# What is expected
Extract each line bearing the word "prima".

Dataset entries
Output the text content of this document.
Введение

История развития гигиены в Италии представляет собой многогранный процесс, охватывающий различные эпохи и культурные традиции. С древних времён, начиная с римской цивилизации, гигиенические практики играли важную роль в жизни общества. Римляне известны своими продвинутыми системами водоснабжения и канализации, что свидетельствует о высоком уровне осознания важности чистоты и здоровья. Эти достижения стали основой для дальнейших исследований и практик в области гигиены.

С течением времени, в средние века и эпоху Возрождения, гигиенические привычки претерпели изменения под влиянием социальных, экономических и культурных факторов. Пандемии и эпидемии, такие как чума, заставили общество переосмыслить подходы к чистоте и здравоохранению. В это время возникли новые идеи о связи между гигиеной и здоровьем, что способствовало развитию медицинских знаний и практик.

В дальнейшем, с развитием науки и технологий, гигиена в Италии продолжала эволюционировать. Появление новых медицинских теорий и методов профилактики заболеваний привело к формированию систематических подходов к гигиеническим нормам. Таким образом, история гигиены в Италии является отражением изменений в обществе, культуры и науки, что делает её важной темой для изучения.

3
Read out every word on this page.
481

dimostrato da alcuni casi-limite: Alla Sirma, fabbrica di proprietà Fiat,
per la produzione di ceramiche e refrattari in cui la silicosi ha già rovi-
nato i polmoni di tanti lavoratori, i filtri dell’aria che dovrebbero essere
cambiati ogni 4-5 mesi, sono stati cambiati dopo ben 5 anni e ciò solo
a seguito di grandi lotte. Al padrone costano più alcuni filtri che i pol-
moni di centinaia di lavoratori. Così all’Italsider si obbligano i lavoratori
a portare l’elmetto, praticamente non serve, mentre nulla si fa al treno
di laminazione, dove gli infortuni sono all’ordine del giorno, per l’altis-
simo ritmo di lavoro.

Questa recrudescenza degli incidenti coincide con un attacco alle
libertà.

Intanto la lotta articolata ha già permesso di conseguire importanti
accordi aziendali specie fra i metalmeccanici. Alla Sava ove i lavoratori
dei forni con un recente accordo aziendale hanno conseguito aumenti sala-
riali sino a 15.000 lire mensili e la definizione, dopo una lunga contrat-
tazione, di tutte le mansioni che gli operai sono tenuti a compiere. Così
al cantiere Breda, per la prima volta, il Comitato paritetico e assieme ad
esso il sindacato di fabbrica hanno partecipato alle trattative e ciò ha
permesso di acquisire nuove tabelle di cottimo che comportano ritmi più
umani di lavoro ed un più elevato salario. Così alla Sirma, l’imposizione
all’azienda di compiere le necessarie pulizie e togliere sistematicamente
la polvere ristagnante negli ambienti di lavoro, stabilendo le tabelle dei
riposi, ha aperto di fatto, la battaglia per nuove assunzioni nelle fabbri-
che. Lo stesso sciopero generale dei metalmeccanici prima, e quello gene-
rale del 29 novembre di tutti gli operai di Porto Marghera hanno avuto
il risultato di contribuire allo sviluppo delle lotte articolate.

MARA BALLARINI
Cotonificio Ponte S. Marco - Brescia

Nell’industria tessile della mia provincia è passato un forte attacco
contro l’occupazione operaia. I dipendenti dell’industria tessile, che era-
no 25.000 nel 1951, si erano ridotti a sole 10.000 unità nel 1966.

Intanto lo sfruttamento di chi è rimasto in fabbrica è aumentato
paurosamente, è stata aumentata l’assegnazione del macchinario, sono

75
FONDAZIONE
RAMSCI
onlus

# Full answer
al cantiere Breda, per la prima volta, il Comitato paritetico e assieme ad
che. Lo stesso sciopero generale dei metalmeccanici prima, e quello gene-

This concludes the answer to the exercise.